-- START OF Input data --

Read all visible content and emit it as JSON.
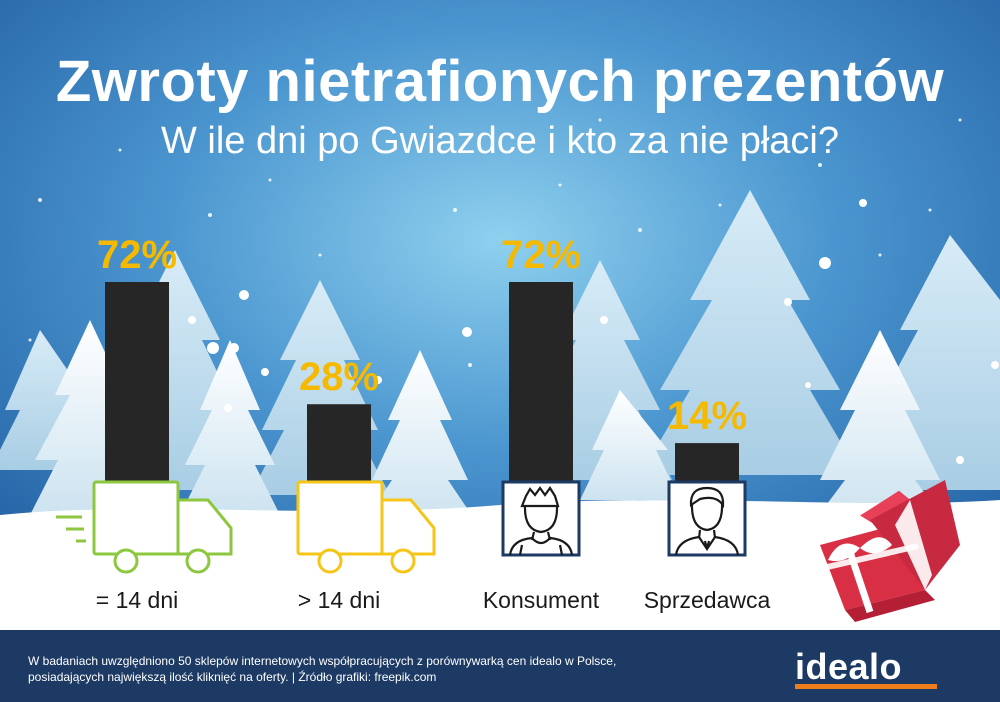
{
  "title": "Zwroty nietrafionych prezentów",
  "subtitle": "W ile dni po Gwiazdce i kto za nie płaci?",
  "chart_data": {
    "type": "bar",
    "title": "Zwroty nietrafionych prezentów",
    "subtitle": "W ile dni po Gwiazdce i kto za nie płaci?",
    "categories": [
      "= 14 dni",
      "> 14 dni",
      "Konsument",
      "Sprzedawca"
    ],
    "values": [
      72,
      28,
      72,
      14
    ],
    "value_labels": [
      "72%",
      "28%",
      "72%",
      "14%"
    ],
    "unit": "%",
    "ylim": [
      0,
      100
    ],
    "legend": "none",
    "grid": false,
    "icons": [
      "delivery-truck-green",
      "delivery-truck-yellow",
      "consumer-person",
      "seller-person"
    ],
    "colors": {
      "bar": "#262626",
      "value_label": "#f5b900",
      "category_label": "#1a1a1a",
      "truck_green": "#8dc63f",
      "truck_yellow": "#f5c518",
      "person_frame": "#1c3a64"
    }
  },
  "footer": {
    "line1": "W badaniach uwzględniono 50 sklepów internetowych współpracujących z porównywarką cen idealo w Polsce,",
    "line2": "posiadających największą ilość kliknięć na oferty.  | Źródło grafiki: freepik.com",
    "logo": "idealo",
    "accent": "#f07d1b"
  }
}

-- END OF Input data --

# [Brief]
Leave out the pictures and restate everything else word for word.

# [Solution to the exercise]
Read all visible content and emit it as JSON.
{
  "title": "Zwroty nietrafionych prezentów",
  "subtitle": "W ile dni po Gwiazdce i kto za nie płaci?",
  "chart_data": {
    "type": "bar",
    "title": "Zwroty nietrafionych prezentów",
    "subtitle": "W ile dni po Gwiazdce i kto za nie płaci?",
    "categories": [
      "= 14 dni",
      "> 14 dni",
      "Konsument",
      "Sprzedawca"
    ],
    "values": [
      72,
      28,
      72,
      14
    ],
    "value_labels": [
      "72%",
      "28%",
      "72%",
      "14%"
    ],
    "unit": "%",
    "ylim": [
      0,
      100
    ],
    "legend": "none",
    "grid": false,
    "icons": [
      "delivery-truck-green",
      "delivery-truck-yellow",
      "consumer-person",
      "seller-person"
    ],
    "colors": {
      "bar": "#262626",
      "value_label": "#f5b900",
      "category_label": "#1a1a1a",
      "truck_green": "#8dc63f",
      "truck_yellow": "#f5c518",
      "person_frame": "#1c3a64"
    }
  },
  "footer": {
    "line1": "W badaniach uwzględniono 50 sklepów internetowych współpracujących z porównywarką cen idealo w Polsce,",
    "line2": "posiadających największą ilość kliknięć na oferty.  | Źródło grafiki: freepik.com",
    "logo": "idealo",
    "accent": "#f07d1b"
  }
}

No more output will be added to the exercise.